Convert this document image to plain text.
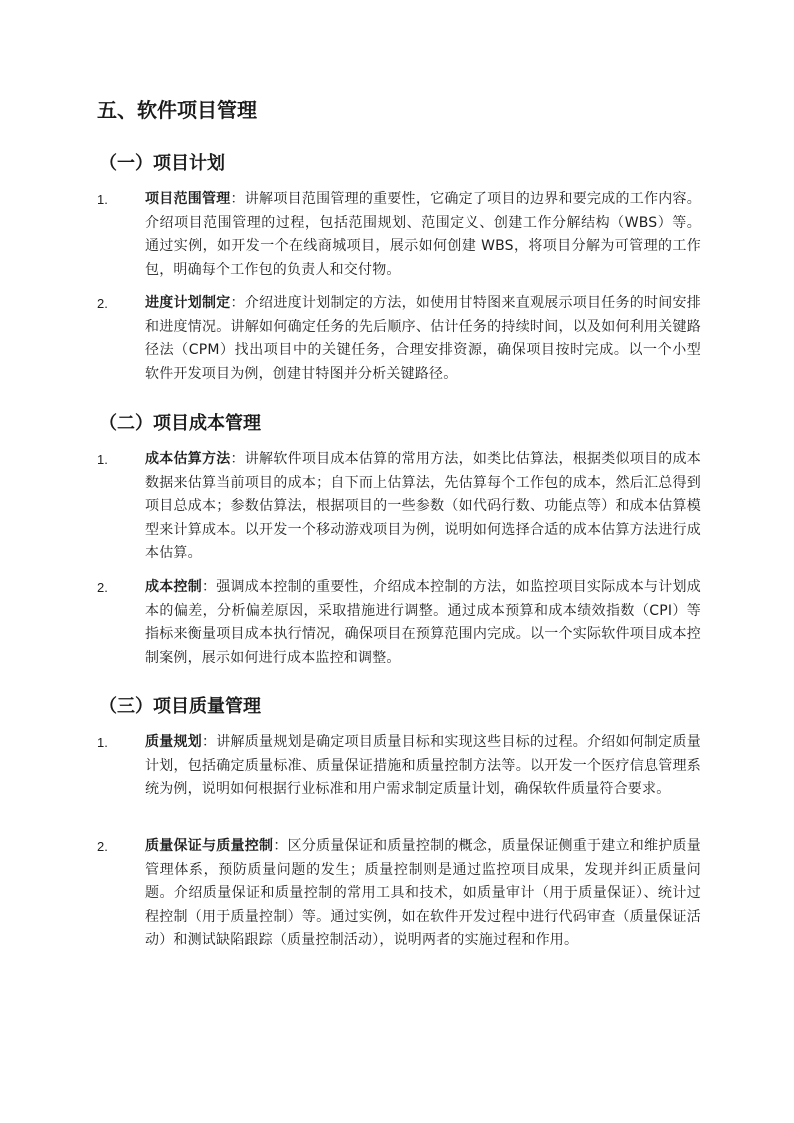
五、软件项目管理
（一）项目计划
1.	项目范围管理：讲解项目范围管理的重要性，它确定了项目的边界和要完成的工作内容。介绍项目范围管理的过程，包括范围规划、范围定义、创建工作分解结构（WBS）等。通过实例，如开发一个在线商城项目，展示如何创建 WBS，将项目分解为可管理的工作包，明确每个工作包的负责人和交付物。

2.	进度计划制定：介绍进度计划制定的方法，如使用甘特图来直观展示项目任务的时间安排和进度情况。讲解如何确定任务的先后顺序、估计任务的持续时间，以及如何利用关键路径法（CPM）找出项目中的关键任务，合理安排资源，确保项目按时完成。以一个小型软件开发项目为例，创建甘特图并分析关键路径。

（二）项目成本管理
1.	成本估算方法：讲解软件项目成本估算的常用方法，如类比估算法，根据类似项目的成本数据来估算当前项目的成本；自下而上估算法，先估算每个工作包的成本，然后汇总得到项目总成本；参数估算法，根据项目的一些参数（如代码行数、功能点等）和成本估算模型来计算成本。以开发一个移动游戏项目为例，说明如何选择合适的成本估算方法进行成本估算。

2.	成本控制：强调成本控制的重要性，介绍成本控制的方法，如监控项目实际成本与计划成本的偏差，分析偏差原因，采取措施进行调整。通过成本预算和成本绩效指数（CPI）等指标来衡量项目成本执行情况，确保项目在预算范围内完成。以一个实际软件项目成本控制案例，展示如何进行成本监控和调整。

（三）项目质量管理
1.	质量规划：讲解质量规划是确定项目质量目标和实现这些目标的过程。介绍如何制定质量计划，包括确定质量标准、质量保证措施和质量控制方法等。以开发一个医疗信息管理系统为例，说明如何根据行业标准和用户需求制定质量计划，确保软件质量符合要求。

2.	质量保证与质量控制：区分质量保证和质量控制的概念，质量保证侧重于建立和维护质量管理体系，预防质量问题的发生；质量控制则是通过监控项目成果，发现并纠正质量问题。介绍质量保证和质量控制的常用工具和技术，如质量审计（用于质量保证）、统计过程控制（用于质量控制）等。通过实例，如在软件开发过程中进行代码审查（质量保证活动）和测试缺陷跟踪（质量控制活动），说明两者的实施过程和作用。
==*==
- [SHORT EXERCISE]: Check each line of the records for the word "通过实例", and show the lines that contain it.

- [WRITTEN SOLUTION]:
1.	项目范围管理：讲解项目范围管理的重要性，它确定了项目的边界和要完成的工作内容。介绍项目范围管理的过程，包括范围规划、范围定义、创建工作分解结构（WBS）等。通过实例，如开发一个在线商城项目，展示如何创建 WBS，将项目分解为可管理的工作包，明确每个工作包的负责人和交付物。
2.	质量保证与质量控制：区分质量保证和质量控制的概念，质量保证侧重于建立和维护质量管理体系，预防质量问题的发生；质量控制则是通过监控项目成果，发现并纠正质量问题。介绍质量保证和质量控制的常用工具和技术，如质量审计（用于质量保证）、统计过程控制（用于质量控制）等。通过实例，如在软件开发过程中进行代码审查（质量保证活动）和测试缺陷跟踪（质量控制活动），说明两者的实施过程和作用。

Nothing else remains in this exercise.